_Short problem_.
Your copy of the material below should match it exactly, except that it holds no pictures.

_Supplied data_.
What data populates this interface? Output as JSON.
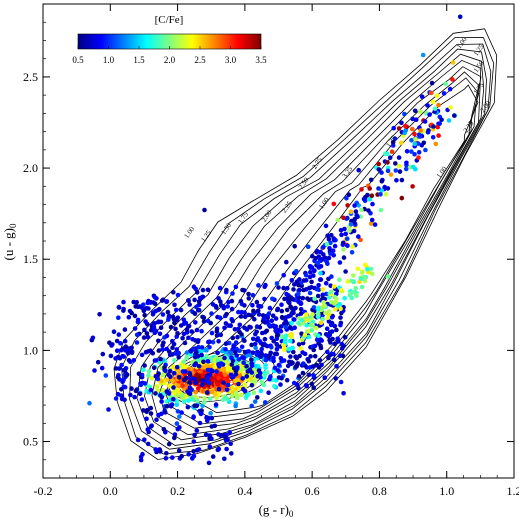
{
  "chart_data": {
    "type": "scatter",
    "xlabel_main": "(g - r)",
    "xlabel_sub": "0",
    "ylabel_main": "(u - g)",
    "ylabel_sub": "0",
    "xlim": [
      -0.2,
      1.2
    ],
    "ylim": [
      0.3,
      2.9
    ],
    "xticks": [
      -0.2,
      0.0,
      0.2,
      0.4,
      0.6,
      0.8,
      1.0,
      1.2
    ],
    "xtick_labels": [
      "-0.2",
      "0.0",
      "0.2",
      "0.4",
      "0.6",
      "0.8",
      "1.0",
      "1.2"
    ],
    "yticks": [
      0.5,
      1.0,
      1.5,
      2.0,
      2.5
    ],
    "ytick_labels": [
      "0.5",
      "1.0",
      "1.5",
      "2.0",
      "2.5"
    ],
    "colorbar": {
      "title": "[C/Fe]",
      "range": [
        0.5,
        3.5
      ],
      "ticks": [
        0.5,
        1.0,
        1.5,
        2.0,
        2.5,
        3.0,
        3.5
      ],
      "tick_labels": [
        "0.5",
        "1.0",
        "1.5",
        "2.0",
        "2.5",
        "3.0",
        "3.5"
      ],
      "colormap": [
        "#00007f",
        "#0000ff",
        "#0080ff",
        "#00ffff",
        "#80ff80",
        "#ffff00",
        "#ff8000",
        "#ff0000",
        "#7f0000"
      ]
    },
    "contour_levels": [
      1.0,
      1.25,
      1.5,
      1.75,
      2.0,
      2.25,
      2.5,
      2.75,
      3.0,
      3.25
    ],
    "contour_labels": [
      "1.00",
      "1.25",
      "1.50",
      "1.75",
      "2.00",
      "2.25",
      "1.00",
      "1.25",
      "1.50",
      "1.75",
      "2.00",
      "2.25",
      "2.50",
      "2.75",
      "3.25",
      "1.00",
      "1.00",
      "1.25"
    ],
    "contour_label_points": [
      [
        1.05,
        2.68
      ],
      [
        1.1,
        2.64
      ],
      [
        1.1,
        2.55
      ],
      [
        1.1,
        2.43
      ],
      [
        1.12,
        2.33
      ],
      [
        1.07,
        2.22
      ],
      [
        0.24,
        1.64
      ],
      [
        0.29,
        1.62
      ],
      [
        0.35,
        1.66
      ],
      [
        0.4,
        1.72
      ],
      [
        0.47,
        1.73
      ],
      [
        0.53,
        1.78
      ],
      [
        0.58,
        1.91
      ],
      [
        0.62,
        2.02
      ],
      [
        0.71,
        1.97
      ],
      [
        0.99,
        1.97
      ],
      [
        0.64,
        1.8
      ],
      [
        0.84,
        2.14
      ]
    ],
    "grid": false,
    "marker": "filled circle",
    "point_count": 1800
  }
}
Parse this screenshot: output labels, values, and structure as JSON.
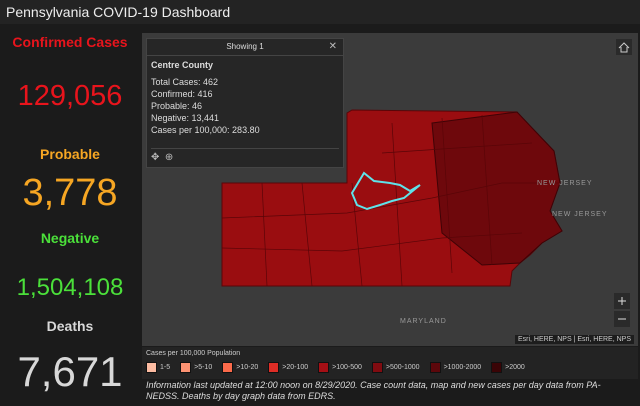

_Written response_.
What data populates this interface? Output as JSON.
{
  "chart_data": {
    "type": "scatter",
    "xlabel_main": "(g - r)",
    "xlabel_sub": "0",
    "ylabel_main": "(u - g)",
    "ylabel_sub": "0",
    "xlim": [
      -0.2,
      1.2
    ],
    "ylim": [
      0.3,
      2.9
    ],
    "xticks": [
      -0.2,
      0.0,
      0.2,
      0.4,
      0.6,
      0.8,
      1.0,
      1.2
    ],
    "xtick_labels": [
      "-0.2",
      "0.0",
      "0.2",
      "0.4",
      "0.6",
      "0.8",
      "1.0",
      "1.2"
    ],
    "yticks": [
      0.5,
      1.0,
      1.5,
      2.0,
      2.5
    ],
    "ytick_labels": [
      "0.5",
      "1.0",
      "1.5",
      "2.0",
      "2.5"
    ],
    "colorbar": {
      "title": "[C/Fe]",
      "range": [
        0.5,
        3.5
      ],
      "ticks": [
        0.5,
        1.0,
        1.5,
        2.0,
        2.5,
        3.0,
        3.5
      ],
      "tick_labels": [
        "0.5",
        "1.0",
        "1.5",
        "2.0",
        "2.5",
        "3.0",
        "3.5"
      ],
      "colormap": [
        "#00007f",
        "#0000ff",
        "#0080ff",
        "#00ffff",
        "#80ff80",
        "#ffff00",
        "#ff8000",
        "#ff0000",
        "#7f0000"
      ]
    },
    "contour_levels": [
      1.0,
      1.25,
      1.5,
      1.75,
      2.0,
      2.25,
      2.5,
      2.75,
      3.0,
      3.25
    ],
    "contour_labels": [
      "1.00",
      "1.25",
      "1.50",
      "1.75",
      "2.00",
      "2.25",
      "1.00",
      "1.25",
      "1.50",
      "1.75",
      "2.00",
      "2.25",
      "2.50",
      "2.75",
      "3.25",
      "1.00",
      "1.00",
      "1.25"
    ],
    "contour_label_points": [
      [
        1.05,
        2.68
      ],
      [
        1.1,
        2.64
      ],
      [
        1.1,
        2.55
      ],
      [
        1.1,
        2.43
      ],
      [
        1.12,
        2.33
      ],
      [
        1.07,
        2.22
      ],
      [
        0.24,
        1.64
      ],
      [
        0.29,
        1.62
      ],
      [
        0.35,
        1.66
      ],
      [
        0.4,
        1.72
      ],
      [
        0.47,
        1.73
      ],
      [
        0.53,
        1.78
      ],
      [
        0.58,
        1.91
      ],
      [
        0.62,
        2.02
      ],
      [
        0.71,
        1.97
      ],
      [
        0.99,
        1.97
      ],
      [
        0.64,
        1.8
      ],
      [
        0.84,
        2.14
      ]
    ],
    "grid": false,
    "marker": "filled circle",
    "point_count": 1800
  }
}
Parse this screenshot: output labels, values, and structure as JSON.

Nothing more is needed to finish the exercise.